TASK DETAILS :: In the copy, include every entry exactly but none of the pictures.
── DATA SHOWN ──
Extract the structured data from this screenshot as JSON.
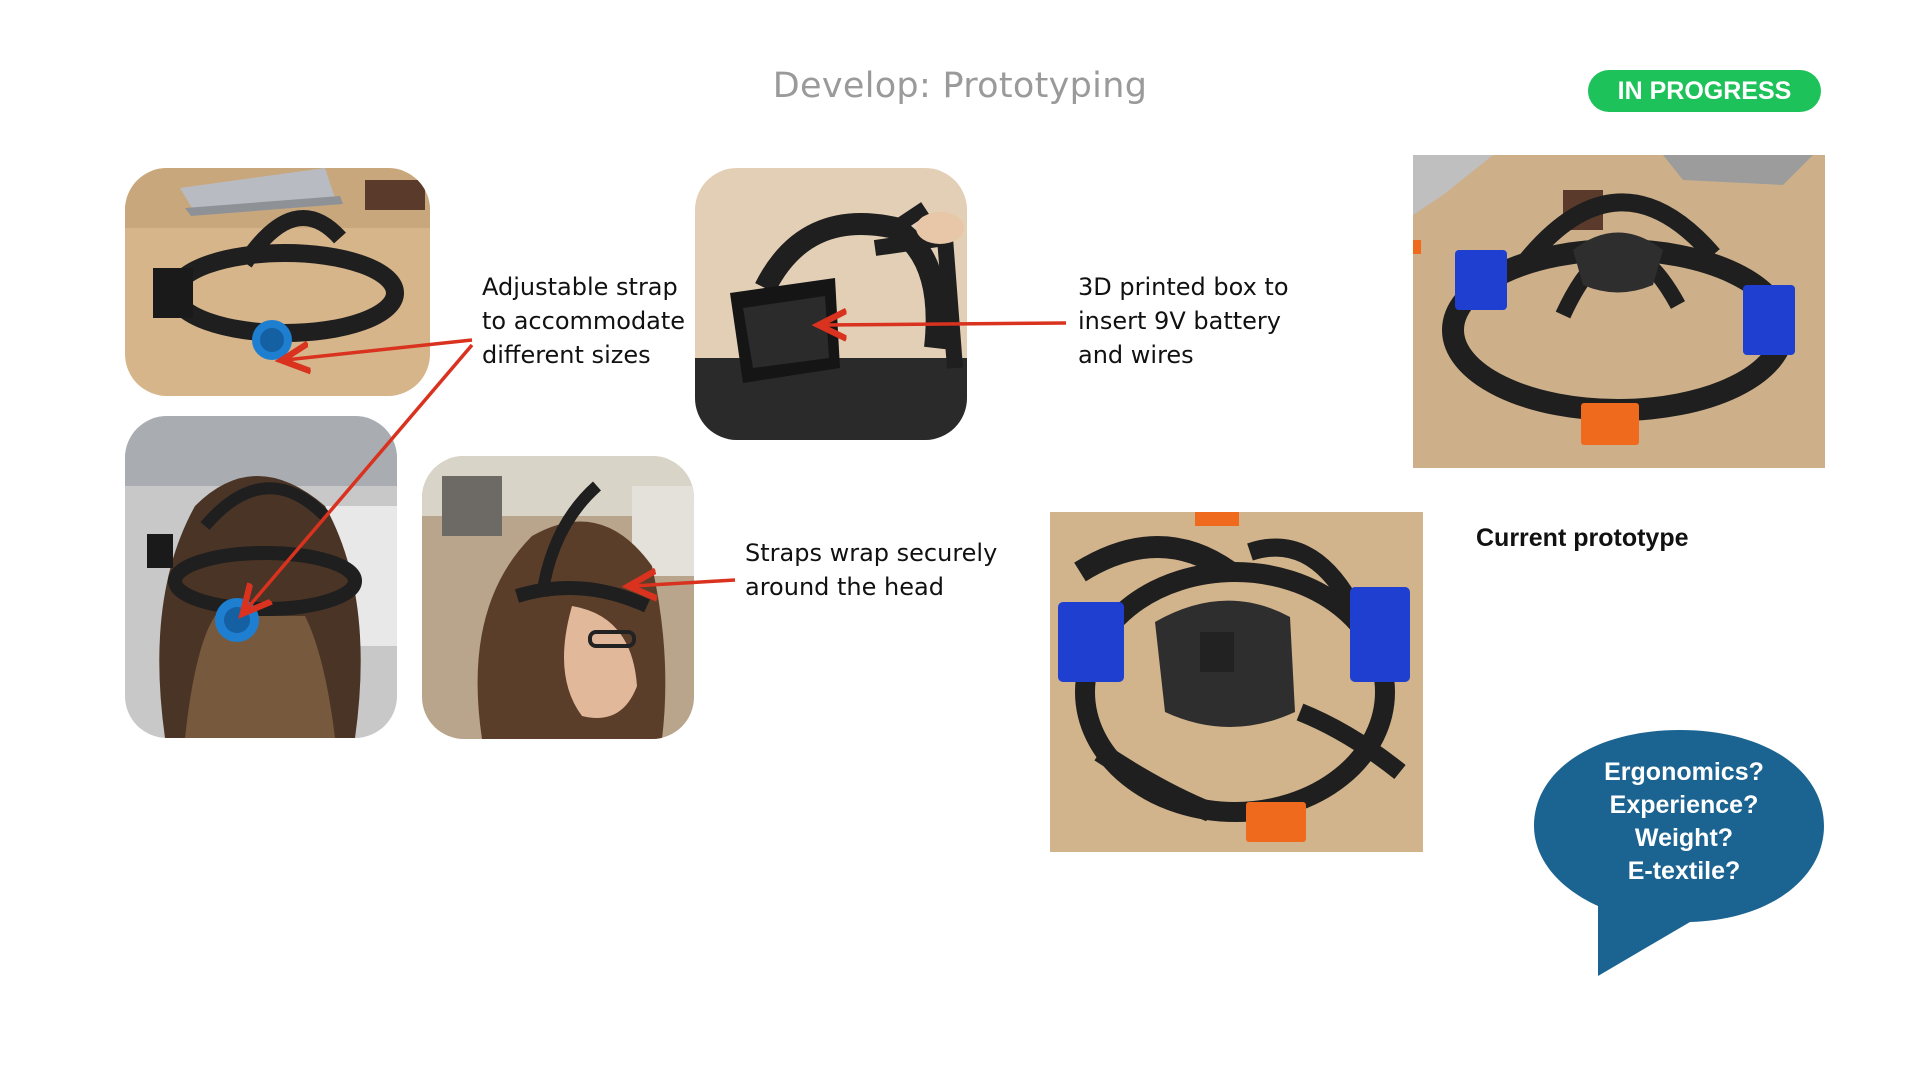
{
  "slide": {
    "title": "Develop: Prototyping",
    "status_badge": "IN PROGRESS",
    "captions": {
      "strap": [
        "Adjustable strap",
        "to accommodate",
        "different sizes"
      ],
      "box": [
        "3D printed box to",
        "insert 9V battery",
        "and wires"
      ],
      "wrap": [
        "Straps wrap securely",
        "around the head"
      ]
    },
    "current_label": "Current prototype",
    "questions": [
      "Ergonomics?",
      "Experience?",
      "Weight?",
      "E-textile?"
    ]
  },
  "colors": {
    "title": "#9a9a9a",
    "badge": "#1ec25a",
    "arrow": "#d9321f",
    "bubble": "#1b6390",
    "dial": "#1e7fd0",
    "table": "#d2b48c",
    "strap": "#1f1f1f",
    "blue_box": "#1f3fd1",
    "orange_box": "#f06a1d"
  },
  "icons": [
    "arrow-right-icon",
    "speech-bubble-icon"
  ]
}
───
SOLUTION FOR THIS EXERCISE ::
Extract the structured data from this screenshot as JSON.
{
  "slide": {
    "title": "Develop: Prototyping",
    "status_badge": "IN PROGRESS",
    "captions": {
      "strap": [
        "Adjustable strap",
        "to accommodate",
        "different sizes"
      ],
      "box": [
        "3D printed box to",
        "insert 9V battery",
        "and wires"
      ],
      "wrap": [
        "Straps wrap securely",
        "around the head"
      ]
    },
    "current_label": "Current prototype",
    "questions": [
      "Ergonomics?",
      "Experience?",
      "Weight?",
      "E-textile?"
    ]
  },
  "colors": {
    "title": "#9a9a9a",
    "badge": "#1ec25a",
    "arrow": "#d9321f",
    "bubble": "#1b6390",
    "dial": "#1e7fd0",
    "table": "#d2b48c",
    "strap": "#1f1f1f",
    "blue_box": "#1f3fd1",
    "orange_box": "#f06a1d"
  },
  "icons": [
    "arrow-right-icon",
    "speech-bubble-icon"
  ]
}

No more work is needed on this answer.